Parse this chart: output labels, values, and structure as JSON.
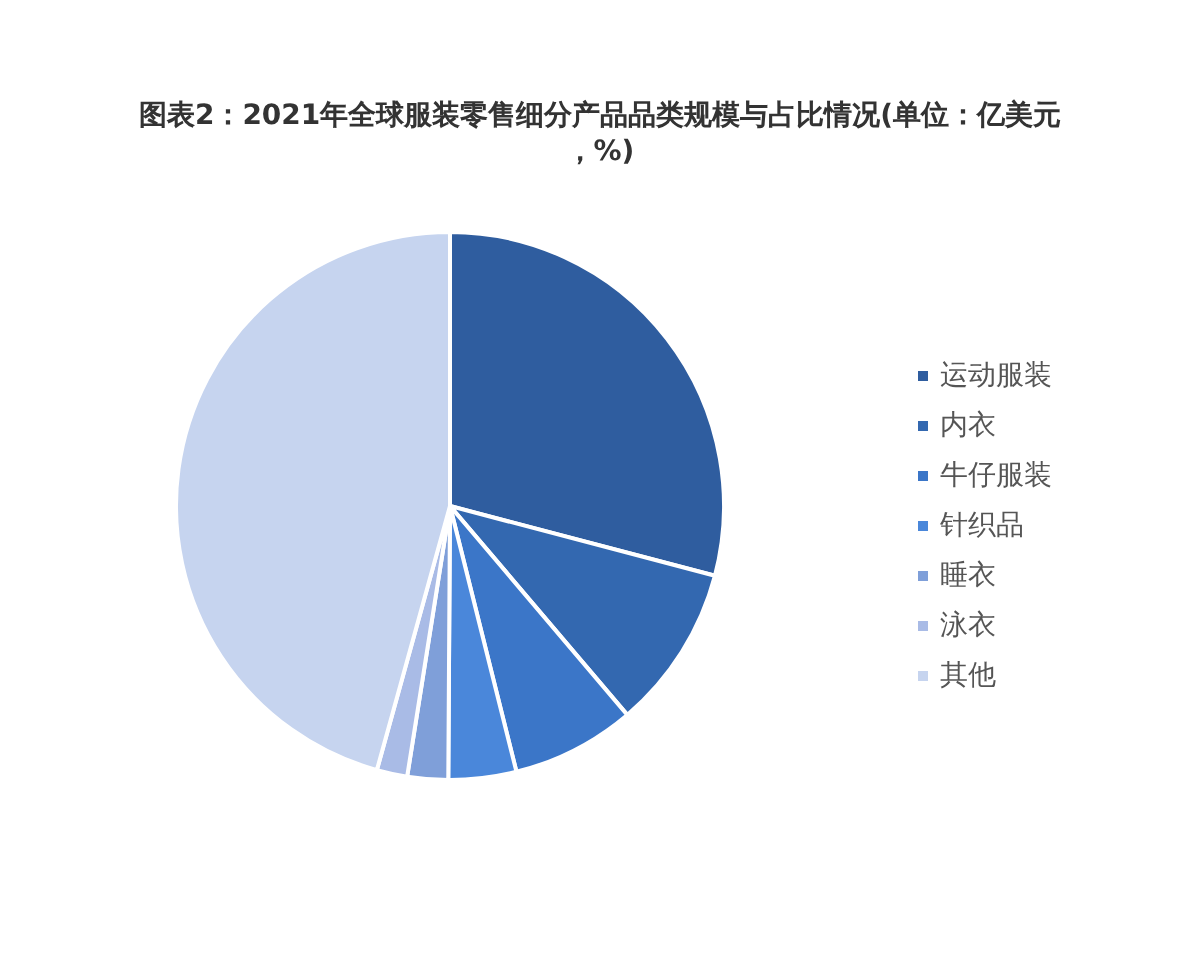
{
  "chart_data": {
    "type": "pie",
    "title": "图表2：2021年全球服装零售细分产品品类规模与占比情况(单位：亿美元，%)",
    "categories": [
      "运动服装",
      "内衣",
      "牛仔服装",
      "针织品",
      "睡衣",
      "泳衣",
      "其他"
    ],
    "values": [
      29.1,
      9.7,
      7.3,
      4.0,
      2.4,
      1.8,
      45.7
    ],
    "colors": [
      "#2f5d9f",
      "#3368b0",
      "#3b76c8",
      "#4a87da",
      "#7f9fd9",
      "#a9bbe6",
      "#c6d4ef"
    ],
    "legend": "right"
  }
}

(STATED EXERCISE) Extract the full listing exactly, with the pictures left out.

(SOLUTION TO THE EXERCISE)
Parse this chart: output labels, values, and structure as JSON.
{
  "chart_data": {
    "type": "pie",
    "title": "图表2：2021年全球服装零售细分产品品类规模与占比情况(单位：亿美元，%)",
    "categories": [
      "运动服装",
      "内衣",
      "牛仔服装",
      "针织品",
      "睡衣",
      "泳衣",
      "其他"
    ],
    "values": [
      29.1,
      9.7,
      7.3,
      4.0,
      2.4,
      1.8,
      45.7
    ],
    "colors": [
      "#2f5d9f",
      "#3368b0",
      "#3b76c8",
      "#4a87da",
      "#7f9fd9",
      "#a9bbe6",
      "#c6d4ef"
    ],
    "legend": "right"
  }
}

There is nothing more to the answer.